● **PROBLEM TO WORK ON**
Copy every record exactly, and keep the pictures out.
====
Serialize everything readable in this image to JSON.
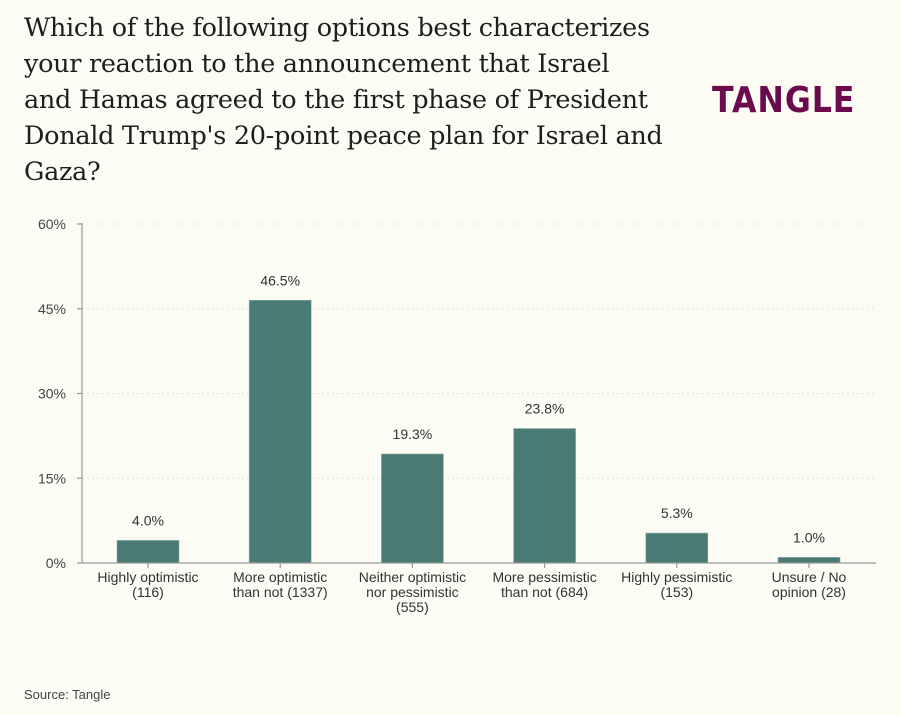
{
  "header": {
    "title": "Which of the following options best characterizes your reaction to the announcement that Israel and Hamas agreed to the first phase of President Donald Trump's 20-point peace plan for Israel and Gaza?",
    "logo": "TANGLE"
  },
  "footer": {
    "source": "Source: Tangle"
  },
  "colors": {
    "bar": "#4a7a74",
    "logo": "#6b0b4d",
    "background": "#fcfbf4",
    "axis": "#999999"
  },
  "chart_data": {
    "type": "bar",
    "title": "Which of the following options best characterizes your reaction to the announcement that Israel and Hamas agreed to the first phase of President Donald Trump's 20-point peace plan for Israel and Gaza?",
    "xlabel": "",
    "ylabel": "",
    "ylim": [
      0,
      60
    ],
    "yticks": [
      0,
      15,
      30,
      45,
      60
    ],
    "ytick_labels": [
      "0%",
      "15%",
      "30%",
      "45%",
      "60%"
    ],
    "grid": true,
    "categories": [
      [
        "Highly optimistic",
        "(116)"
      ],
      [
        "More optimistic",
        "than not (1337)"
      ],
      [
        "Neither optimistic",
        "nor pessimistic",
        "(555)"
      ],
      [
        "More pessimistic",
        "than not (684)"
      ],
      [
        "Highly pessimistic",
        "(153)"
      ],
      [
        "Unsure / No",
        "opinion (28)"
      ]
    ],
    "values": [
      4.0,
      46.5,
      19.3,
      23.8,
      5.3,
      1.0
    ],
    "data_labels": [
      "4.0%",
      "46.5%",
      "19.3%",
      "23.8%",
      "5.3%",
      "1.0%"
    ]
  }
}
====
● **IN RESPONSE**
Serialize everything readable in this image to JSON.
{
  "header": {
    "title": "Which of the following options best characterizes your reaction to the announcement that Israel and Hamas agreed to the first phase of President Donald Trump's 20-point peace plan for Israel and Gaza?",
    "logo": "TANGLE"
  },
  "footer": {
    "source": "Source: Tangle"
  },
  "colors": {
    "bar": "#4a7a74",
    "logo": "#6b0b4d",
    "background": "#fcfbf4",
    "axis": "#999999"
  },
  "chart_data": {
    "type": "bar",
    "title": "Which of the following options best characterizes your reaction to the announcement that Israel and Hamas agreed to the first phase of President Donald Trump's 20-point peace plan for Israel and Gaza?",
    "xlabel": "",
    "ylabel": "",
    "ylim": [
      0,
      60
    ],
    "yticks": [
      0,
      15,
      30,
      45,
      60
    ],
    "ytick_labels": [
      "0%",
      "15%",
      "30%",
      "45%",
      "60%"
    ],
    "grid": true,
    "categories": [
      [
        "Highly optimistic",
        "(116)"
      ],
      [
        "More optimistic",
        "than not (1337)"
      ],
      [
        "Neither optimistic",
        "nor pessimistic",
        "(555)"
      ],
      [
        "More pessimistic",
        "than not (684)"
      ],
      [
        "Highly pessimistic",
        "(153)"
      ],
      [
        "Unsure / No",
        "opinion (28)"
      ]
    ],
    "values": [
      4.0,
      46.5,
      19.3,
      23.8,
      5.3,
      1.0
    ],
    "data_labels": [
      "4.0%",
      "46.5%",
      "19.3%",
      "23.8%",
      "5.3%",
      "1.0%"
    ]
  }
}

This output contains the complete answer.